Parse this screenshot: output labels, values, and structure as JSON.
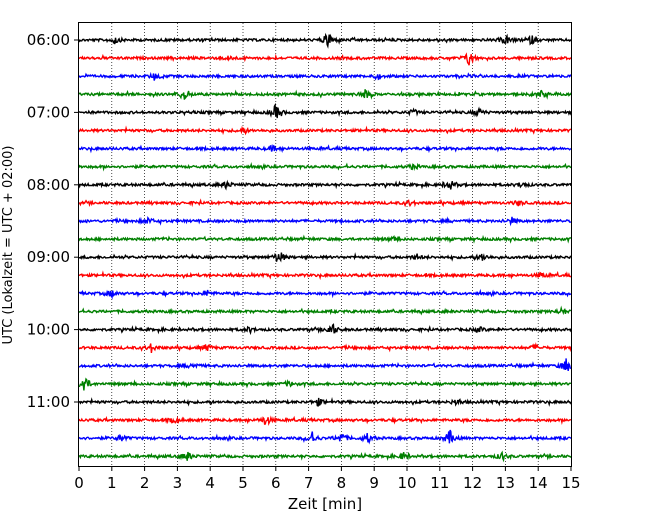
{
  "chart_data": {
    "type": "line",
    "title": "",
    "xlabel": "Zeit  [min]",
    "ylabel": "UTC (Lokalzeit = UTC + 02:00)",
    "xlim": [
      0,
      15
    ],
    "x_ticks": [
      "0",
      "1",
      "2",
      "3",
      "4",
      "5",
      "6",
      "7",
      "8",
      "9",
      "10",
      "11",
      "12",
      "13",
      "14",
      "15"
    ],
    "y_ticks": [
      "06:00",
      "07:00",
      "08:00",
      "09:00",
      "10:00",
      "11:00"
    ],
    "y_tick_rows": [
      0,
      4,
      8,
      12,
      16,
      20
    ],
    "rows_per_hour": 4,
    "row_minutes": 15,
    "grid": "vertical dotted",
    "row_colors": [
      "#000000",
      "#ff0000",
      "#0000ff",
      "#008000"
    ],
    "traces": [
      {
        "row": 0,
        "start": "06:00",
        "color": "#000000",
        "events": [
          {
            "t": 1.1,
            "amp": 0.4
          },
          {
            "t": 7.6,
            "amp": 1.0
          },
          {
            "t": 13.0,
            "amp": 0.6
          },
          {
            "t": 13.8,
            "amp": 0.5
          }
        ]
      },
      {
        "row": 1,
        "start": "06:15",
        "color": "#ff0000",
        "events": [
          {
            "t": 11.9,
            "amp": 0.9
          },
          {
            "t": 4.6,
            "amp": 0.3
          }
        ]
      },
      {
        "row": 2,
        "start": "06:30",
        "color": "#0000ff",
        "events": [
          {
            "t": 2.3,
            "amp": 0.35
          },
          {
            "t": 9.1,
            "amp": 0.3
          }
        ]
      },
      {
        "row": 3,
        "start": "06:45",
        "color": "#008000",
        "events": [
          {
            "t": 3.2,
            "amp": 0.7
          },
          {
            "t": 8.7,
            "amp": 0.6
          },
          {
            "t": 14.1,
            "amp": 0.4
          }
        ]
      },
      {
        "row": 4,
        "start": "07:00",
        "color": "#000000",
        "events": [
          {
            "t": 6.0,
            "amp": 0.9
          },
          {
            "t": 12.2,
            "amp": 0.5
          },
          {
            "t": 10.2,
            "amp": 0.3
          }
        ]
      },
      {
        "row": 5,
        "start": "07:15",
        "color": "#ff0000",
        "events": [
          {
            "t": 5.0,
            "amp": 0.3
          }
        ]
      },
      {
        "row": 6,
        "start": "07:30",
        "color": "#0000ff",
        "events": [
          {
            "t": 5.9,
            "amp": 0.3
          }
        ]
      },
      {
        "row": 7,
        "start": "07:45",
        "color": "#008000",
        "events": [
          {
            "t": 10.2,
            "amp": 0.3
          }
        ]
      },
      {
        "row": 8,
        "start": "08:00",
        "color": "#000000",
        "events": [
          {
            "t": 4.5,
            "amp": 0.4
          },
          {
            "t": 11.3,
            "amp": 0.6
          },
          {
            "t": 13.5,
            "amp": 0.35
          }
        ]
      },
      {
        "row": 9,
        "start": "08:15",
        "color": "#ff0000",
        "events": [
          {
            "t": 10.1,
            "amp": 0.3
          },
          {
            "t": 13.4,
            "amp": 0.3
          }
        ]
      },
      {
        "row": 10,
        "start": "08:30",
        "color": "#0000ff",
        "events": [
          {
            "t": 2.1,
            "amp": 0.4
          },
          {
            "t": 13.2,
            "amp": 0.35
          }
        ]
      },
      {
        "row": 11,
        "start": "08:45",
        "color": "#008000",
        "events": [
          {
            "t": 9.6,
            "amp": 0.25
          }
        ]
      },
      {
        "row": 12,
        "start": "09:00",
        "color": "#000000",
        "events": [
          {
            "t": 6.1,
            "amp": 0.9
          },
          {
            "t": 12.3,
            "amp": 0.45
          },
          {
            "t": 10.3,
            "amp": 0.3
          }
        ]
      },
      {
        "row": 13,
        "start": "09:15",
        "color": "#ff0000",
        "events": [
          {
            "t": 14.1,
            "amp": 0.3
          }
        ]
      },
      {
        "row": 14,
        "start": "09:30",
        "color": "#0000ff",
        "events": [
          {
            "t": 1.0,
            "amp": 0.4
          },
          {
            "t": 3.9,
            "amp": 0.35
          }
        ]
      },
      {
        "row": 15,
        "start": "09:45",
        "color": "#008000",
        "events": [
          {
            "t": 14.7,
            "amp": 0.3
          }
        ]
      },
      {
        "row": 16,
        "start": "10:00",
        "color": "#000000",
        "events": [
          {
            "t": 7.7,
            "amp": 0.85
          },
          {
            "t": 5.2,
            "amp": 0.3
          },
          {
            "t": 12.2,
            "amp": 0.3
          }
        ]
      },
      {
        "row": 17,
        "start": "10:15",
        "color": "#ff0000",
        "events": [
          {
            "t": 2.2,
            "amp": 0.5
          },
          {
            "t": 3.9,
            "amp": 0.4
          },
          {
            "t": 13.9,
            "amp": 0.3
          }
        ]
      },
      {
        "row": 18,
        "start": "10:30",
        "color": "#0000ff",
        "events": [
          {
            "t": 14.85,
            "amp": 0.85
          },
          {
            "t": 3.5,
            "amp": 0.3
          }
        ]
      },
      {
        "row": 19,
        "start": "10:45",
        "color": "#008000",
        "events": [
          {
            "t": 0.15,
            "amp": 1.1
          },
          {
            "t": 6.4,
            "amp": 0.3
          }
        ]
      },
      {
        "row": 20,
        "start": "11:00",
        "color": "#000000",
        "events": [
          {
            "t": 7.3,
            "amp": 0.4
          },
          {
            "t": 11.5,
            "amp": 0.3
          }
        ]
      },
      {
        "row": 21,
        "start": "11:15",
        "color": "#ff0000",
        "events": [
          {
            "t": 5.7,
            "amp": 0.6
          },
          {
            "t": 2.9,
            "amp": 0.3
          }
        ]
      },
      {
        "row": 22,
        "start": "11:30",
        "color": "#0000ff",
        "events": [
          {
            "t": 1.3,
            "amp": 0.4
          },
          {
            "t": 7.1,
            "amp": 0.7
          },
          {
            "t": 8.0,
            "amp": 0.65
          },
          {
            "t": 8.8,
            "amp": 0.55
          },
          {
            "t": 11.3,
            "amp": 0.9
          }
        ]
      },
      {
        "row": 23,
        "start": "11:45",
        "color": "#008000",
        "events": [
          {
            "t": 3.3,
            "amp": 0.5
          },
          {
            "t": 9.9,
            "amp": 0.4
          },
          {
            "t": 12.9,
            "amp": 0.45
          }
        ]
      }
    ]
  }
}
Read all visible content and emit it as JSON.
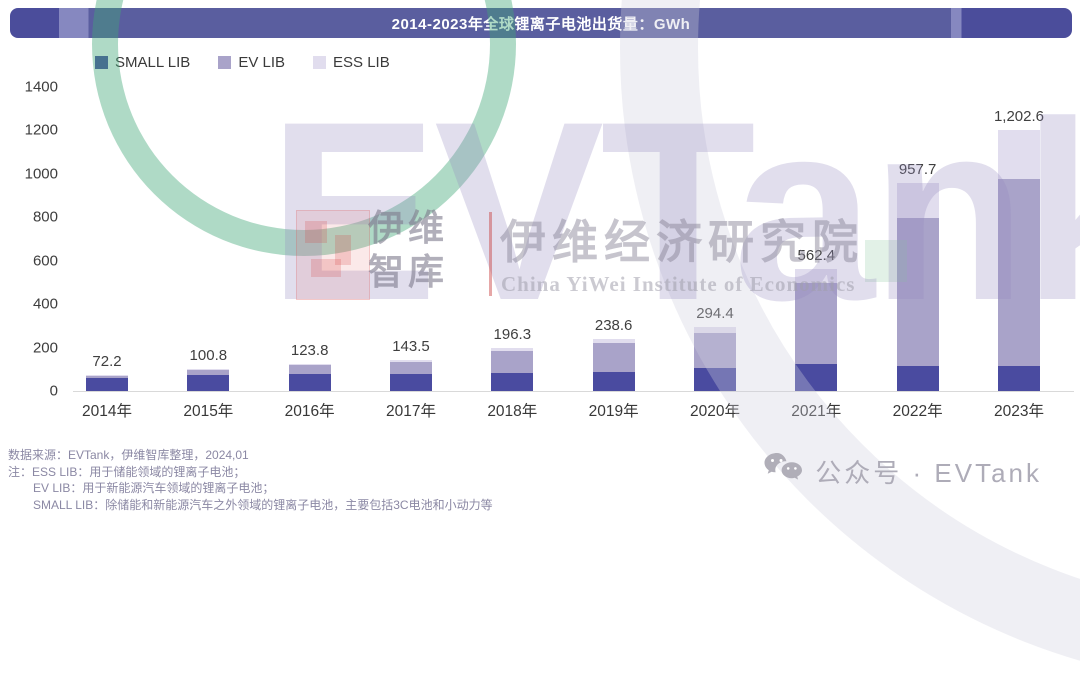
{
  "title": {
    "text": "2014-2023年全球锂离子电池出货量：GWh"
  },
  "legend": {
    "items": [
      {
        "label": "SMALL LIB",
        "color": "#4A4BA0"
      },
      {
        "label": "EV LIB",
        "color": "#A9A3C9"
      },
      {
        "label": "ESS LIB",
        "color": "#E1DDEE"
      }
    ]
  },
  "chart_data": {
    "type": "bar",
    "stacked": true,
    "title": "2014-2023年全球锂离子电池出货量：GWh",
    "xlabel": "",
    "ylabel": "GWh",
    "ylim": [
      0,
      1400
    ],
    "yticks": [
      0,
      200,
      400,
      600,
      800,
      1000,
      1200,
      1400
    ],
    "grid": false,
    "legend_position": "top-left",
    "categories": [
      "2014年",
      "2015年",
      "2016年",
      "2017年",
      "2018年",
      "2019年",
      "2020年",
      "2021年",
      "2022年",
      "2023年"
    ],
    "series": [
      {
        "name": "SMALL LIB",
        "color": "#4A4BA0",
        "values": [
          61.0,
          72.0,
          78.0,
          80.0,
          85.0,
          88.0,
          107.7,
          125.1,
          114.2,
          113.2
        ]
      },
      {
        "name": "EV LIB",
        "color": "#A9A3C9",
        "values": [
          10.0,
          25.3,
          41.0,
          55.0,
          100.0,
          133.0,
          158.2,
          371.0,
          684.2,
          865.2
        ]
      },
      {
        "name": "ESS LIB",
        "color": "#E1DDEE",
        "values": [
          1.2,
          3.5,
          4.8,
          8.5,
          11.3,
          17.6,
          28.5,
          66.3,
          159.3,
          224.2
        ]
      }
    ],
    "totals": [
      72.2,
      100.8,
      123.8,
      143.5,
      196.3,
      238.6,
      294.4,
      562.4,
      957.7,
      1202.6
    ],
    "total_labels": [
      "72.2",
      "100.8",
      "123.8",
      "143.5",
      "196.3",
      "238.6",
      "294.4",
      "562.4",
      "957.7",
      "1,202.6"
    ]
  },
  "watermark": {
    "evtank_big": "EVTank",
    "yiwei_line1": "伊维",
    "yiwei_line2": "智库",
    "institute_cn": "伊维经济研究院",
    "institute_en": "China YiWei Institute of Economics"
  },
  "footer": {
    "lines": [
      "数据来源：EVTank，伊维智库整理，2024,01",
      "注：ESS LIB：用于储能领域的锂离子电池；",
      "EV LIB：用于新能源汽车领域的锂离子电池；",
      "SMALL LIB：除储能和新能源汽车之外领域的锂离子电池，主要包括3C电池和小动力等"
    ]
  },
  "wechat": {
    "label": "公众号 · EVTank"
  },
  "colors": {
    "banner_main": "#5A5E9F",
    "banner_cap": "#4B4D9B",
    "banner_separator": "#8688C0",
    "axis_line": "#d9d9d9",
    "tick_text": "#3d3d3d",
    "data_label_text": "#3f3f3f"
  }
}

STATED TASK ▸ Show all lines in the entries above where the string "title" appears.

ANSWER TO THIS PROBLEM ▸
    "title": "",
  "title": {
    "title": "2014-2023年全球锂离子电池出货量：GWh",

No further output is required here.